__YOUR GOAL__: How many of these lines hold the string "this"? Answer with the number only.
┌─ TASK INPUTS
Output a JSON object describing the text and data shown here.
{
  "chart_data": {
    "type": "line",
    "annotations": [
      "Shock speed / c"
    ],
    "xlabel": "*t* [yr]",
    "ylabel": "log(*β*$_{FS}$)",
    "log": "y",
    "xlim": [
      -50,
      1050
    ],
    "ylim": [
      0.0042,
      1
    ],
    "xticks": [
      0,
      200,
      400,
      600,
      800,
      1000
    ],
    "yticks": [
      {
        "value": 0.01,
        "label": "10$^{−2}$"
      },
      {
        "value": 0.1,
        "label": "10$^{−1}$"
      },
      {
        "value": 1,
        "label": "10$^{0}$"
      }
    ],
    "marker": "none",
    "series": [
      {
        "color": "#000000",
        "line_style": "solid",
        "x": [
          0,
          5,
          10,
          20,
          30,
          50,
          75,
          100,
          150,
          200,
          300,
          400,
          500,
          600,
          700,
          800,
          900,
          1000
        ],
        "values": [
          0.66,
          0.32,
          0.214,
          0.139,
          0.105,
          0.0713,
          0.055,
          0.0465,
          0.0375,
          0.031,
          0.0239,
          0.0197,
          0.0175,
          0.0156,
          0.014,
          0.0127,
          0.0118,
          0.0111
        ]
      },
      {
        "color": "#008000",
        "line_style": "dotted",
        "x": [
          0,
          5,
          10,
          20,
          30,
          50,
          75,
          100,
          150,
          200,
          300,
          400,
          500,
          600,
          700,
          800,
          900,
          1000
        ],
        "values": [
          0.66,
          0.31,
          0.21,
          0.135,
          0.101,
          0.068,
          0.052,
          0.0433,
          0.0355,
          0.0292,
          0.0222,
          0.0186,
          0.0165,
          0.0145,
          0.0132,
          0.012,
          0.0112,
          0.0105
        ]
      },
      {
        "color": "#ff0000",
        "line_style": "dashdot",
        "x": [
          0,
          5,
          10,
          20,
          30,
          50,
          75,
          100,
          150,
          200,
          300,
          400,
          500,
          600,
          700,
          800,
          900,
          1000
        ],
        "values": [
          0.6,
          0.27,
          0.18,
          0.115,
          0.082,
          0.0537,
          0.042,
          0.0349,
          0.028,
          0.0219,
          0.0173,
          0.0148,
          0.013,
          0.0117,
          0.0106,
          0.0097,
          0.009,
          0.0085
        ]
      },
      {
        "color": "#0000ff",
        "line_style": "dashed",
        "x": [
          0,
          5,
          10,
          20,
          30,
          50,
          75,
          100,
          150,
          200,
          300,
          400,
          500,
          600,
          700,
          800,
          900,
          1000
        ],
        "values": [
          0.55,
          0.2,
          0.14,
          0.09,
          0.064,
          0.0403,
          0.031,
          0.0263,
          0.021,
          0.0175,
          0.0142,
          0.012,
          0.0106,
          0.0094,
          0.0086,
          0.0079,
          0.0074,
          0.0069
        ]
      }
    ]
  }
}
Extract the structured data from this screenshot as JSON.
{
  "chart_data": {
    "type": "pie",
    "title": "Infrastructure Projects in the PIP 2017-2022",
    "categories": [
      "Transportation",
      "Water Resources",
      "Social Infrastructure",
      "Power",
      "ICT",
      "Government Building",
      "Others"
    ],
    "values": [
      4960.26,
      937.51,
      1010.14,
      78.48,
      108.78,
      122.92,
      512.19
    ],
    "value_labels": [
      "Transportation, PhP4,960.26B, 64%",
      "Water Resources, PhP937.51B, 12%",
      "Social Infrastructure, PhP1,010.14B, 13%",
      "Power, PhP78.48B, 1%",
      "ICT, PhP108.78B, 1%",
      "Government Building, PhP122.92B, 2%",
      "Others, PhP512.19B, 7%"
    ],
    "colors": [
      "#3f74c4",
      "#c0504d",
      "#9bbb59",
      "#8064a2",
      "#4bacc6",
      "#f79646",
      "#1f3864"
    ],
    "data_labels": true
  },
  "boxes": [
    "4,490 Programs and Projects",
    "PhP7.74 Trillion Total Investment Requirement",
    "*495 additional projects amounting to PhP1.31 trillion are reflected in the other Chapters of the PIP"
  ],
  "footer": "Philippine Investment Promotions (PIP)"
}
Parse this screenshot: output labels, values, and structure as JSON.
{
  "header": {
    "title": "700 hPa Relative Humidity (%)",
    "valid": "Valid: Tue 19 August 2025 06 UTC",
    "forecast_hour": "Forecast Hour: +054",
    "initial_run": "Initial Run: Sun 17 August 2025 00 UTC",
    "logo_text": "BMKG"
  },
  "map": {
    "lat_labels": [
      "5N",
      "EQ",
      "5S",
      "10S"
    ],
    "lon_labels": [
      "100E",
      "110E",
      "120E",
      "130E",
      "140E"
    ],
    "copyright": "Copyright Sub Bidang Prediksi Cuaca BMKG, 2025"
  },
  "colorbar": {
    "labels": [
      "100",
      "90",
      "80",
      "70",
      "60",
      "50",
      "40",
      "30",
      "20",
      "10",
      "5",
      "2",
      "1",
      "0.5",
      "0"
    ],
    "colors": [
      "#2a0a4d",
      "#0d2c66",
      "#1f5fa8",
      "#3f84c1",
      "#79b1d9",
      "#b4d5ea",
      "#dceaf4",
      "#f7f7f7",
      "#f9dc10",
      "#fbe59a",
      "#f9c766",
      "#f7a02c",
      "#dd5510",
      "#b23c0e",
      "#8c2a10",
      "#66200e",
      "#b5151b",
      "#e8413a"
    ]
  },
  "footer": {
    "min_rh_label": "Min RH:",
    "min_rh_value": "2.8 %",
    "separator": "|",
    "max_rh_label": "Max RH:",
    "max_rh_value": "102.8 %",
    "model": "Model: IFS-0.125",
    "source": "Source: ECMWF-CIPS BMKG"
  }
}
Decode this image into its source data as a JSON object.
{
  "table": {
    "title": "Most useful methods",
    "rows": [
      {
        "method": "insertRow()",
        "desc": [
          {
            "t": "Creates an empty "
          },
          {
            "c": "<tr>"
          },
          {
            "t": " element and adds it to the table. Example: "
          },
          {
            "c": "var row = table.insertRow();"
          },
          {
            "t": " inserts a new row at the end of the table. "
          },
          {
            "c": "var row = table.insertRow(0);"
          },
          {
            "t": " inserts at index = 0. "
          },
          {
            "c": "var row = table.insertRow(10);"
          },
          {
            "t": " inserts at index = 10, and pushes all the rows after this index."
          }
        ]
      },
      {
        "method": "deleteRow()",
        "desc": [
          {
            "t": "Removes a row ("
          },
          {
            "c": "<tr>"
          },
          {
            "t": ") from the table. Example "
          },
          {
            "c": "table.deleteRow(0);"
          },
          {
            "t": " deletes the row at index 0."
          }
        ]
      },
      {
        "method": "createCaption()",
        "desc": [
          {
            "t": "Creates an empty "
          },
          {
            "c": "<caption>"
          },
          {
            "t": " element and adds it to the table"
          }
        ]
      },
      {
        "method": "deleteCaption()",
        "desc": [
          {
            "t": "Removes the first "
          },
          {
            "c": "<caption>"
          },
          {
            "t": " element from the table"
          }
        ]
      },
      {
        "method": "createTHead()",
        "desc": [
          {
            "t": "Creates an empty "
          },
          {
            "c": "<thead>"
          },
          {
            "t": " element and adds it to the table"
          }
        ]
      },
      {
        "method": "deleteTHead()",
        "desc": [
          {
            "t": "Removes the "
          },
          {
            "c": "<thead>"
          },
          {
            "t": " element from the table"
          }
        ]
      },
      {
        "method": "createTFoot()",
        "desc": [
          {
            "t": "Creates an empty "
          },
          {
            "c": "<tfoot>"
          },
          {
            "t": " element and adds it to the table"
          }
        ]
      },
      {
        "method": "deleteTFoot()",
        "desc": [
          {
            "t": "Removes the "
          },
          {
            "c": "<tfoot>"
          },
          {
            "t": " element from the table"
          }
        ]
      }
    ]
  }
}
└─
__FULL ANSWER__: 4